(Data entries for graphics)
▬▬▬▬▬▬

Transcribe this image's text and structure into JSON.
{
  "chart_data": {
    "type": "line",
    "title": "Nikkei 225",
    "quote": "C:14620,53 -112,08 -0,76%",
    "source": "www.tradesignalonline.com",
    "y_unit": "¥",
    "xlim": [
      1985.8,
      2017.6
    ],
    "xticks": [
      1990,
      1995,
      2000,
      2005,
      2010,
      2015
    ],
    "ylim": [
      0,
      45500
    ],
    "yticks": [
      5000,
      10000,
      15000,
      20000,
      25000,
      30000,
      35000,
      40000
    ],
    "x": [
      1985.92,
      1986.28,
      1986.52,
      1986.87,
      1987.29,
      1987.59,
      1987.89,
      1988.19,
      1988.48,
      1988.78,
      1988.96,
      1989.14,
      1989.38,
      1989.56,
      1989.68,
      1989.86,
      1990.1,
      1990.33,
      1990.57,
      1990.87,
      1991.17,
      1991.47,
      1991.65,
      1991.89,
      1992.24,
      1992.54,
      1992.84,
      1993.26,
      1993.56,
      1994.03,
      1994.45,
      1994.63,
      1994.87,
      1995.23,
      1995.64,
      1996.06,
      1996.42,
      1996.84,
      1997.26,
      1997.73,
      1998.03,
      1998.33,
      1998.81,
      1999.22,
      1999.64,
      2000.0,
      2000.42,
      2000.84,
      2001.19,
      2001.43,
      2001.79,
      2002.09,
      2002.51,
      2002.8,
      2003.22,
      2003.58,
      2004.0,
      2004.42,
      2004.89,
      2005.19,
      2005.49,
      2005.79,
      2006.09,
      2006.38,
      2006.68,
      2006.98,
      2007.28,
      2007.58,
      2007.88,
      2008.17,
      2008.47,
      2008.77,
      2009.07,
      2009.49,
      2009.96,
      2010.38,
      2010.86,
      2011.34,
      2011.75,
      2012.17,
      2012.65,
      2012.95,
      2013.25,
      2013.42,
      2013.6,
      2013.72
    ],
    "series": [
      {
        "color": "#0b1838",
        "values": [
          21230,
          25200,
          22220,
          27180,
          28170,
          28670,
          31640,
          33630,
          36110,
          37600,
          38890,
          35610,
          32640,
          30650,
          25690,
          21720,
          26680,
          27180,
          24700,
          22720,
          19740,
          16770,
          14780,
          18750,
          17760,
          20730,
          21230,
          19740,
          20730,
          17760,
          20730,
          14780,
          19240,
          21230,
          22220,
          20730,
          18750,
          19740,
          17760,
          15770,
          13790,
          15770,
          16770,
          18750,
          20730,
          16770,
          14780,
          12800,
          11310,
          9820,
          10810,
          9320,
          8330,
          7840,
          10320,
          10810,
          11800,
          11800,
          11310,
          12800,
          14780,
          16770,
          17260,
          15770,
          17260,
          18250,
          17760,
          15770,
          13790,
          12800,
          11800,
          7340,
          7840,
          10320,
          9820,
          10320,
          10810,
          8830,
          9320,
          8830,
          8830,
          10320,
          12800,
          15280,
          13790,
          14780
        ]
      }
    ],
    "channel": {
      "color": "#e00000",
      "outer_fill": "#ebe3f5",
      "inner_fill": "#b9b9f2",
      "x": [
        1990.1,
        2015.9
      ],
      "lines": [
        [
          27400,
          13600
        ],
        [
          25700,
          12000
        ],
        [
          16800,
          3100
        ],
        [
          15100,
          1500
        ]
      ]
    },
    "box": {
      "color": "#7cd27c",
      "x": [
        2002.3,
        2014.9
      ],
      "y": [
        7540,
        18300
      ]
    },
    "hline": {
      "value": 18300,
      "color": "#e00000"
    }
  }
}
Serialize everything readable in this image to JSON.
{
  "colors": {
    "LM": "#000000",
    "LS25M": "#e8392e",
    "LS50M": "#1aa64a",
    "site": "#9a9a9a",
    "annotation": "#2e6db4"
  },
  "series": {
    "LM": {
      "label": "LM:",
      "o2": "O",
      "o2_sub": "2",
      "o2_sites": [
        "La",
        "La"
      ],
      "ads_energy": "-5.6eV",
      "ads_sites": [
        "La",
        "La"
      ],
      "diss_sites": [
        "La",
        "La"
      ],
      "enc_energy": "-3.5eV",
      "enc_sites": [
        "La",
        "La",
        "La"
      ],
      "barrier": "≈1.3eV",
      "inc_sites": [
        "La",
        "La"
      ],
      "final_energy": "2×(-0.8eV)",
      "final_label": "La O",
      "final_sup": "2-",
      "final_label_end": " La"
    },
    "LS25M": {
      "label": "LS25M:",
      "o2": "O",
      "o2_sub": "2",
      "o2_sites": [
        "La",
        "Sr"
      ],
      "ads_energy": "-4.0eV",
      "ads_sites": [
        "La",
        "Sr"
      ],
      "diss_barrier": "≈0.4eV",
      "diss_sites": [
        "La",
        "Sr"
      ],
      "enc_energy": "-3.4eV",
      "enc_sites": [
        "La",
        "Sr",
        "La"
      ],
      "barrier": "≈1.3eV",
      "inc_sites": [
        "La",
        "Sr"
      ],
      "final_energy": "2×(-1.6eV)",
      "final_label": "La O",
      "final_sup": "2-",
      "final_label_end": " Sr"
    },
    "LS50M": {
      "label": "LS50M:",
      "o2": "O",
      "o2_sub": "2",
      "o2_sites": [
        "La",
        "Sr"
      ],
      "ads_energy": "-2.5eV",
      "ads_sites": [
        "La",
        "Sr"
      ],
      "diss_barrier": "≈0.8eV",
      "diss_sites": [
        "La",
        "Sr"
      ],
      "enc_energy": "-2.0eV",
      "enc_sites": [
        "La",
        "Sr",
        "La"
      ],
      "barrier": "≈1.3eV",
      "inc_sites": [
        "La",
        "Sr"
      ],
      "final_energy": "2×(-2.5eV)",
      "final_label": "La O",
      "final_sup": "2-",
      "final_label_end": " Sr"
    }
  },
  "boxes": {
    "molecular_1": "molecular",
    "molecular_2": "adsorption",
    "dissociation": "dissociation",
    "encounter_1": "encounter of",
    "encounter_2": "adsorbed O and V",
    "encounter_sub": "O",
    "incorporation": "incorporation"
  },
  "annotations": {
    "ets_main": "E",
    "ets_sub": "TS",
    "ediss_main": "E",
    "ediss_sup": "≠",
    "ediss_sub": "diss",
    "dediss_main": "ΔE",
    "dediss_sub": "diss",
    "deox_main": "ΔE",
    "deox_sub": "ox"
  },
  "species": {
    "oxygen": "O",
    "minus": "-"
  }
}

▬▬▬▬▬▬

> _Directions_
Lines from the records above that hold "image" are the ones to list.

> _Solution to this task_
Transcribe this image's text and structure into JSON.
Serialize everything readable in this image to JSON.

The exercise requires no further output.